A block of data
============================================================

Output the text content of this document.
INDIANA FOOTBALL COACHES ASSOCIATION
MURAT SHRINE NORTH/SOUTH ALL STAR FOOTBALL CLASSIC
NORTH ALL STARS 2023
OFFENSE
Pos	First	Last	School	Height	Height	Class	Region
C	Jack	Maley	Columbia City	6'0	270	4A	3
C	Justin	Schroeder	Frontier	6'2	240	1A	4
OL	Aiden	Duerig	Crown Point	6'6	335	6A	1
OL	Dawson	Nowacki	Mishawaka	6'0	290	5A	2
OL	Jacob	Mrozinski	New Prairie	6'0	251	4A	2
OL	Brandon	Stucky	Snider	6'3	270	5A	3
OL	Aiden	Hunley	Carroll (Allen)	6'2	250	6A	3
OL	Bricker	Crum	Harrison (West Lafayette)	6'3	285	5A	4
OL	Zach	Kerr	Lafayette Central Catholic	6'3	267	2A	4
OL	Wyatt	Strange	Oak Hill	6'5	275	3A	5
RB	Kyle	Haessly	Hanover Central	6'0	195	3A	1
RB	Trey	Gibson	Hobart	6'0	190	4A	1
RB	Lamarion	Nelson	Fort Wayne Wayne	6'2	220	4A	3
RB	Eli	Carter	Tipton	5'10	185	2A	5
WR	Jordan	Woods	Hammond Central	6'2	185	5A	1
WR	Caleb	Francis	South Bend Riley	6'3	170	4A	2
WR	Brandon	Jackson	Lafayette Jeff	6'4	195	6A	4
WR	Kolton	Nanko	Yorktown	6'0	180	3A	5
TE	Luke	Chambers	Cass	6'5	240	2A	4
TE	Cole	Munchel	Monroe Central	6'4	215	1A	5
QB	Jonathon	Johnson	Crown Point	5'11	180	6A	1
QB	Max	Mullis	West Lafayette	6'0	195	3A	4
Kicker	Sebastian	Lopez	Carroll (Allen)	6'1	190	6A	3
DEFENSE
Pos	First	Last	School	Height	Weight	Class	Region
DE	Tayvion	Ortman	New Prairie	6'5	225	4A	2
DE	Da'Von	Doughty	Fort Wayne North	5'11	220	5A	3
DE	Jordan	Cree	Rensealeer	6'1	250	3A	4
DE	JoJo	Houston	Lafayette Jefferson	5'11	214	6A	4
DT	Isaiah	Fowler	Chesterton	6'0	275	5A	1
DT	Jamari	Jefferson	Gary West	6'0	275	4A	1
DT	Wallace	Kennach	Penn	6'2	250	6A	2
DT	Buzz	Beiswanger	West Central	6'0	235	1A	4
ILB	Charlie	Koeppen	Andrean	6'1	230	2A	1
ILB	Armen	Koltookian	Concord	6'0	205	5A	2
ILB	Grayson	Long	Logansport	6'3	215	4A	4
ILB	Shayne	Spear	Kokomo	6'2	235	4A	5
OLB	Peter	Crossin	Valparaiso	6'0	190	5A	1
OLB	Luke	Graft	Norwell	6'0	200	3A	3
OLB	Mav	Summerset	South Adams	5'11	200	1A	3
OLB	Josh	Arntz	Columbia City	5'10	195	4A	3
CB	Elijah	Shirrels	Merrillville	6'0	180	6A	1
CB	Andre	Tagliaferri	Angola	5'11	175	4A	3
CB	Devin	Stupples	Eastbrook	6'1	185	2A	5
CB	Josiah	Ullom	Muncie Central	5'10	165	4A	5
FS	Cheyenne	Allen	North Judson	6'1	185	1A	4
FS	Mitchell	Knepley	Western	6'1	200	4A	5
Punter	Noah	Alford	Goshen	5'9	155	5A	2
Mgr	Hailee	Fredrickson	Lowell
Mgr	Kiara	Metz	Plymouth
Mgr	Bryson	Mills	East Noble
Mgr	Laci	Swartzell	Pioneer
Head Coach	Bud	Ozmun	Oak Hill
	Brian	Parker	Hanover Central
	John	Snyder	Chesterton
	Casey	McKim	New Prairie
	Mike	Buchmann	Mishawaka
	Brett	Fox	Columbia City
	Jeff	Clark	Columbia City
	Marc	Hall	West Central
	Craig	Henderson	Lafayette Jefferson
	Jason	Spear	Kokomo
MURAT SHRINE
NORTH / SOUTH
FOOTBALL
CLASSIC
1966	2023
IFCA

============================================================

◆ TASK BRIEF ◆
In the material above, how many lines hold the word "City"? Say only the number.

◆ TASK RESULT ◆
4